▸ **Task prompt**: Rewrite the lines of the listing between the line holding "header-divider: [267, 10, 268, 58]" and the line holding "compass-icon: [152, 182, 270, 300]", inclusive, as a JSON list of strings with one string per line.

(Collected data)
'''

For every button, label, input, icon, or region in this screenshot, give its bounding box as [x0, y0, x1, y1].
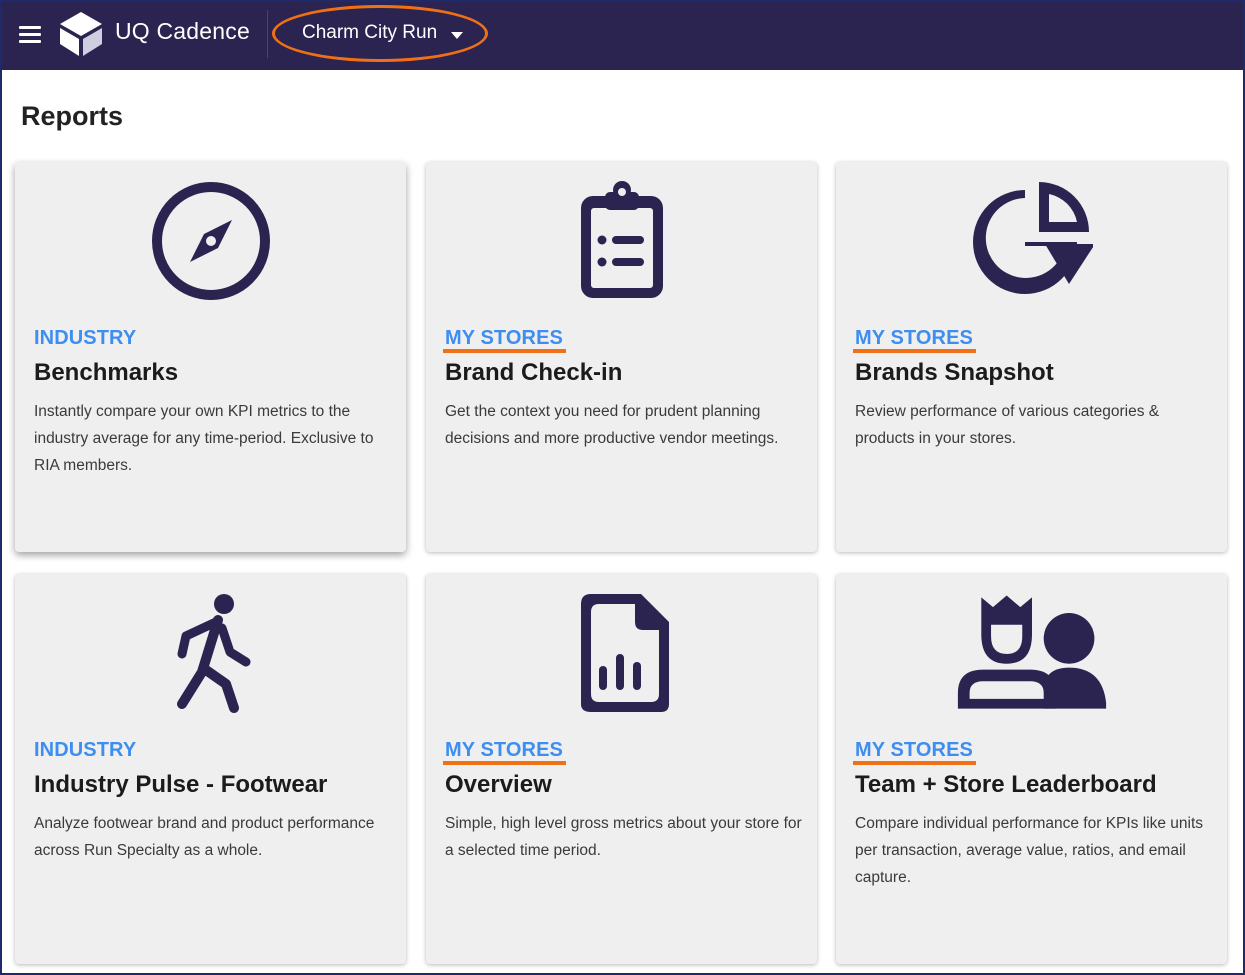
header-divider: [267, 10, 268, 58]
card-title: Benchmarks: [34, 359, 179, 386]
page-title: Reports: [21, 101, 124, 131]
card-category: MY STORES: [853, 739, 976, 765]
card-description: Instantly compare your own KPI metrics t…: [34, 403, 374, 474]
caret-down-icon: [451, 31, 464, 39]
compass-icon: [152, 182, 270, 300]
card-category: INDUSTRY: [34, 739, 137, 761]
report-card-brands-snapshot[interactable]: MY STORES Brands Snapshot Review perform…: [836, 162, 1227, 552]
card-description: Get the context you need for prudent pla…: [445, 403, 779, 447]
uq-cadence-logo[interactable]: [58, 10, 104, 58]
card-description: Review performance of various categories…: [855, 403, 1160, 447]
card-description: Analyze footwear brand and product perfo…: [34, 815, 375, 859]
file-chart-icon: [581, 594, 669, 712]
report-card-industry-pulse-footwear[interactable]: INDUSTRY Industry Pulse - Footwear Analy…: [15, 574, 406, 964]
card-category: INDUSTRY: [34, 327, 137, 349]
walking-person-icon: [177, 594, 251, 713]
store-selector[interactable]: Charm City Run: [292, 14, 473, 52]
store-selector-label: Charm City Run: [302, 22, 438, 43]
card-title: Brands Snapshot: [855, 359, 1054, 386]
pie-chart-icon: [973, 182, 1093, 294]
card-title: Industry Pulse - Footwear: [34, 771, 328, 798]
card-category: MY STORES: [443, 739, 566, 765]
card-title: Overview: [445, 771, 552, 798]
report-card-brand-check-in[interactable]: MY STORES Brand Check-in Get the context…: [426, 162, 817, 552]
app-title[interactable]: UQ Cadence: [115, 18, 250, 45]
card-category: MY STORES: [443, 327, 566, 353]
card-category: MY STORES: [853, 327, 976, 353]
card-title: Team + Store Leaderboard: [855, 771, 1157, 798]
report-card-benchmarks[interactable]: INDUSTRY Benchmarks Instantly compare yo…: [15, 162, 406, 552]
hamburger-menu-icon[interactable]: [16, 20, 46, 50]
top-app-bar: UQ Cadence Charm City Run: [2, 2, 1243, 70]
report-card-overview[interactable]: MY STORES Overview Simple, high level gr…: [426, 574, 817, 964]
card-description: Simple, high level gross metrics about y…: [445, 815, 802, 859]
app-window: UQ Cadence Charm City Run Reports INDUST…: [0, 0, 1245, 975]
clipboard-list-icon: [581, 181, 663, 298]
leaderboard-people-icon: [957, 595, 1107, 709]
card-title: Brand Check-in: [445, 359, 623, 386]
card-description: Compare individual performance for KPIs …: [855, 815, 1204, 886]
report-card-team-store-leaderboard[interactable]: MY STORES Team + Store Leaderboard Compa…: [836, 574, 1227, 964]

'''

▸ **Result of this exercise**:
[
  "header-divider: [267, 10, 268, 58]",
  "card-title: Benchmarks: [34, 359, 179, 386]",
  "page-title: Reports: [21, 101, 124, 131]",
  "card-category: MY STORES: [853, 739, 976, 765]",
  "card-description: Instantly compare your own KPI metrics t…: [34, 403, 374, 474]",
  "caret-down-icon: [451, 31, 464, 39]",
  "compass-icon: [152, 182, 270, 300]"
]